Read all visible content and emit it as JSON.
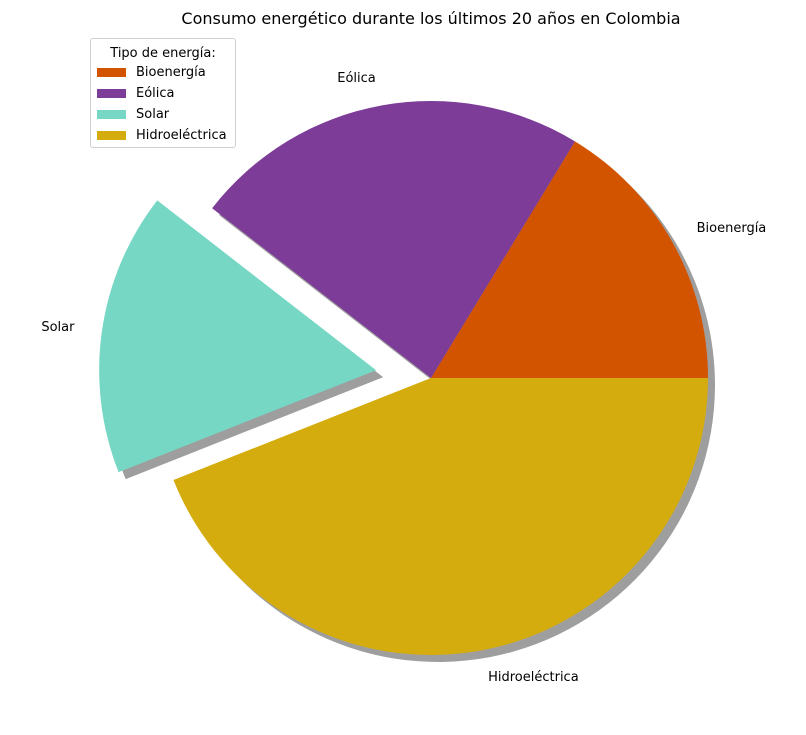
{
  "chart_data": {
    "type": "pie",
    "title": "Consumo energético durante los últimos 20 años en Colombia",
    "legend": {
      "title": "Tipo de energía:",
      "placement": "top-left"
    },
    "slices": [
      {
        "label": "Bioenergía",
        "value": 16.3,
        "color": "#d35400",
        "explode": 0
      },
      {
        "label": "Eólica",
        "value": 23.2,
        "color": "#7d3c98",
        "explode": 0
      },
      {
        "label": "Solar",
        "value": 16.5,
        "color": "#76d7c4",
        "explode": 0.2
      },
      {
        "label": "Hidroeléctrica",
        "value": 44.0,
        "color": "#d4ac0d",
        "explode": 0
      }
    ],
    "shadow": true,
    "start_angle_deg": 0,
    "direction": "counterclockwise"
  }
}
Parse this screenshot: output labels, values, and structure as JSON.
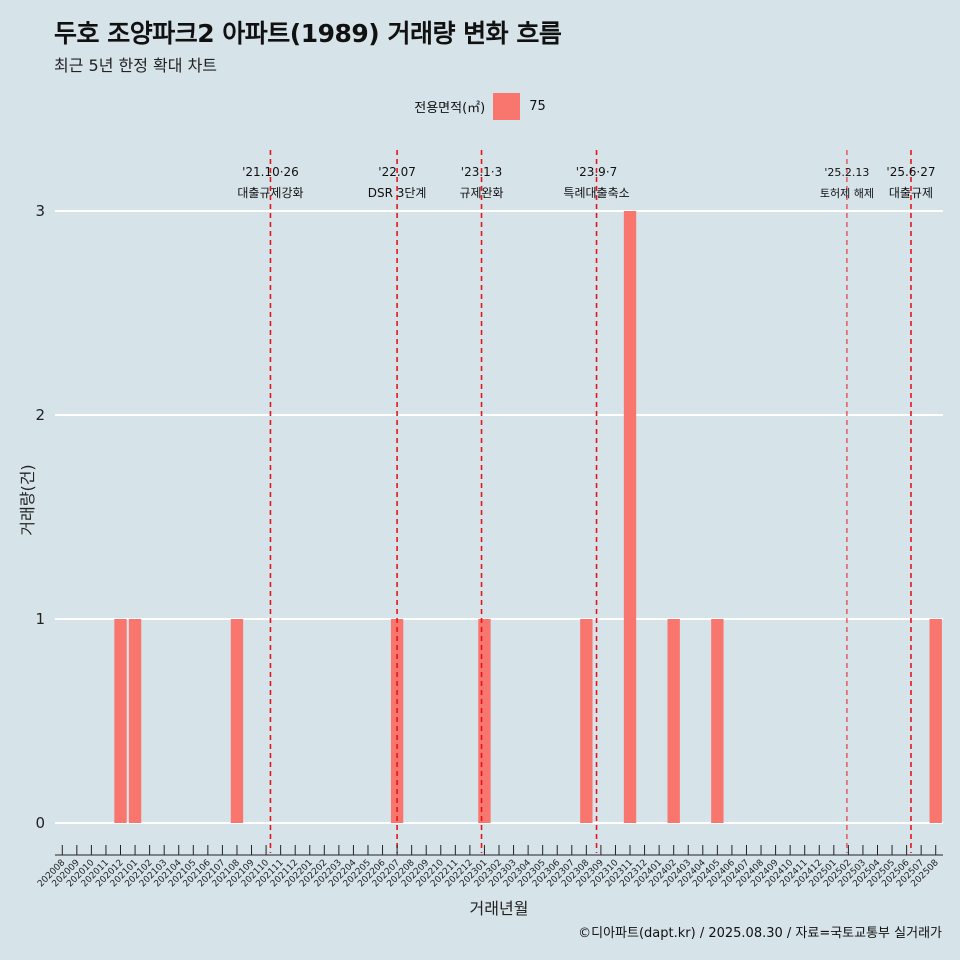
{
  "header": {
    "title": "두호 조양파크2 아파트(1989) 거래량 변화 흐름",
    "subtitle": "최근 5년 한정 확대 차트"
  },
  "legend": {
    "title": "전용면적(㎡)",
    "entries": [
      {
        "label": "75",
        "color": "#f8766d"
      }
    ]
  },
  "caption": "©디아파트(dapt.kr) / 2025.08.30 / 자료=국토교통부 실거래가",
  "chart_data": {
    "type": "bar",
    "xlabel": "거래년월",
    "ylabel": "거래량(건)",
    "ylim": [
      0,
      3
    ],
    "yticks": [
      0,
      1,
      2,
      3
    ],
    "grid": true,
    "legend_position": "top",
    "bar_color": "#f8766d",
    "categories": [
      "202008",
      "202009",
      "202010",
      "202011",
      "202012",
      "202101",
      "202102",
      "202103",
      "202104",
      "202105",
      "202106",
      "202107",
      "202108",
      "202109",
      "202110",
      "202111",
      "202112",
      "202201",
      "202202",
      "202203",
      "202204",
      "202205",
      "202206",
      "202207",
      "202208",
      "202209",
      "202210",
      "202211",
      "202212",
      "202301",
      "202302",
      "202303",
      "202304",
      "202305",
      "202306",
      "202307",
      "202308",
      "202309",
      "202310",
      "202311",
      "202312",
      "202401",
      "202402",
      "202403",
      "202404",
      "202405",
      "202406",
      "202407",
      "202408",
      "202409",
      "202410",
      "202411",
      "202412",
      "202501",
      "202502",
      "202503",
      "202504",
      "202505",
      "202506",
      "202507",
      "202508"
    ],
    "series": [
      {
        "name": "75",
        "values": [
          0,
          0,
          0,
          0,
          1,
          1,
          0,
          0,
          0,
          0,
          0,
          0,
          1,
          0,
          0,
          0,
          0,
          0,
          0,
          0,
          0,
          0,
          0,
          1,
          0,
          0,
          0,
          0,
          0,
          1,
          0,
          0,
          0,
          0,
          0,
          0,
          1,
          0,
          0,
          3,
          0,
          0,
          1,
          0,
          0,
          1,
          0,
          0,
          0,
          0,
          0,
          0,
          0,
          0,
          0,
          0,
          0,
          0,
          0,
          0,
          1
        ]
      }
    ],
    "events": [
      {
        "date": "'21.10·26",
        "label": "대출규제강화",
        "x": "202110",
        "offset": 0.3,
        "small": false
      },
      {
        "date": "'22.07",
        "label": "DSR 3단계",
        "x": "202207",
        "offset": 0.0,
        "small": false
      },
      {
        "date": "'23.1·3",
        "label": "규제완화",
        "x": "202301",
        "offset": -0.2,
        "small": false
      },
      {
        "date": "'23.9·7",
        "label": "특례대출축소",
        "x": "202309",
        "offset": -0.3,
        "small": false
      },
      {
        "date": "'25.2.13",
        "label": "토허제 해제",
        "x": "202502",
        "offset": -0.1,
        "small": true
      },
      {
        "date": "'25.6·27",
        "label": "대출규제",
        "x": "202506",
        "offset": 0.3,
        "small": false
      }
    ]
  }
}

▸ Task instructions
Leaving out the pictures, repeat the data above exactly.

▸ Exercise output
Read all visible content and emit it as JSON.
{
  "chart_data": {
    "type": "pie",
    "title": "Consumo energético durante los últimos 20 años en Colombia",
    "legend": {
      "title": "Tipo de energía:",
      "placement": "top-left"
    },
    "slices": [
      {
        "label": "Bioenergía",
        "value": 16.3,
        "color": "#d35400",
        "explode": 0
      },
      {
        "label": "Eólica",
        "value": 23.2,
        "color": "#7d3c98",
        "explode": 0
      },
      {
        "label": "Solar",
        "value": 16.5,
        "color": "#76d7c4",
        "explode": 0.2
      },
      {
        "label": "Hidroeléctrica",
        "value": 44.0,
        "color": "#d4ac0d",
        "explode": 0
      }
    ],
    "shadow": true,
    "start_angle_deg": 0,
    "direction": "counterclockwise"
  }
}
Parse this screenshot: output labels, values, and structure as JSON.
{
  "header": {
    "title": "두호 조양파크2 아파트(1989) 거래량 변화 흐름",
    "subtitle": "최근 5년 한정 확대 차트"
  },
  "legend": {
    "title": "전용면적(㎡)",
    "entries": [
      {
        "label": "75",
        "color": "#f8766d"
      }
    ]
  },
  "caption": "©디아파트(dapt.kr) / 2025.08.30 / 자료=국토교통부 실거래가",
  "chart_data": {
    "type": "bar",
    "xlabel": "거래년월",
    "ylabel": "거래량(건)",
    "ylim": [
      0,
      3
    ],
    "yticks": [
      0,
      1,
      2,
      3
    ],
    "grid": true,
    "legend_position": "top",
    "bar_color": "#f8766d",
    "categories": [
      "202008",
      "202009",
      "202010",
      "202011",
      "202012",
      "202101",
      "202102",
      "202103",
      "202104",
      "202105",
      "202106",
      "202107",
      "202108",
      "202109",
      "202110",
      "202111",
      "202112",
      "202201",
      "202202",
      "202203",
      "202204",
      "202205",
      "202206",
      "202207",
      "202208",
      "202209",
      "202210",
      "202211",
      "202212",
      "202301",
      "202302",
      "202303",
      "202304",
      "202305",
      "202306",
      "202307",
      "202308",
      "202309",
      "202310",
      "202311",
      "202312",
      "202401",
      "202402",
      "202403",
      "202404",
      "202405",
      "202406",
      "202407",
      "202408",
      "202409",
      "202410",
      "202411",
      "202412",
      "202501",
      "202502",
      "202503",
      "202504",
      "202505",
      "202506",
      "202507",
      "202508"
    ],
    "series": [
      {
        "name": "75",
        "values": [
          0,
          0,
          0,
          0,
          1,
          1,
          0,
          0,
          0,
          0,
          0,
          0,
          1,
          0,
          0,
          0,
          0,
          0,
          0,
          0,
          0,
          0,
          0,
          1,
          0,
          0,
          0,
          0,
          0,
          1,
          0,
          0,
          0,
          0,
          0,
          0,
          1,
          0,
          0,
          3,
          0,
          0,
          1,
          0,
          0,
          1,
          0,
          0,
          0,
          0,
          0,
          0,
          0,
          0,
          0,
          0,
          0,
          0,
          0,
          0,
          1
        ]
      }
    ],
    "events": [
      {
        "date": "'21.10·26",
        "label": "대출규제강화",
        "x": "202110",
        "offset": 0.3,
        "small": false
      },
      {
        "date": "'22.07",
        "label": "DSR 3단계",
        "x": "202207",
        "offset": 0.0,
        "small": false
      },
      {
        "date": "'23.1·3",
        "label": "규제완화",
        "x": "202301",
        "offset": -0.2,
        "small": false
      },
      {
        "date": "'23.9·7",
        "label": "특례대출축소",
        "x": "202309",
        "offset": -0.3,
        "small": false
      },
      {
        "date": "'25.2.13",
        "label": "토허제 해제",
        "x": "202502",
        "offset": -0.1,
        "small": true
      },
      {
        "date": "'25.6·27",
        "label": "대출규제",
        "x": "202506",
        "offset": 0.3,
        "small": false
      }
    ]
  }
}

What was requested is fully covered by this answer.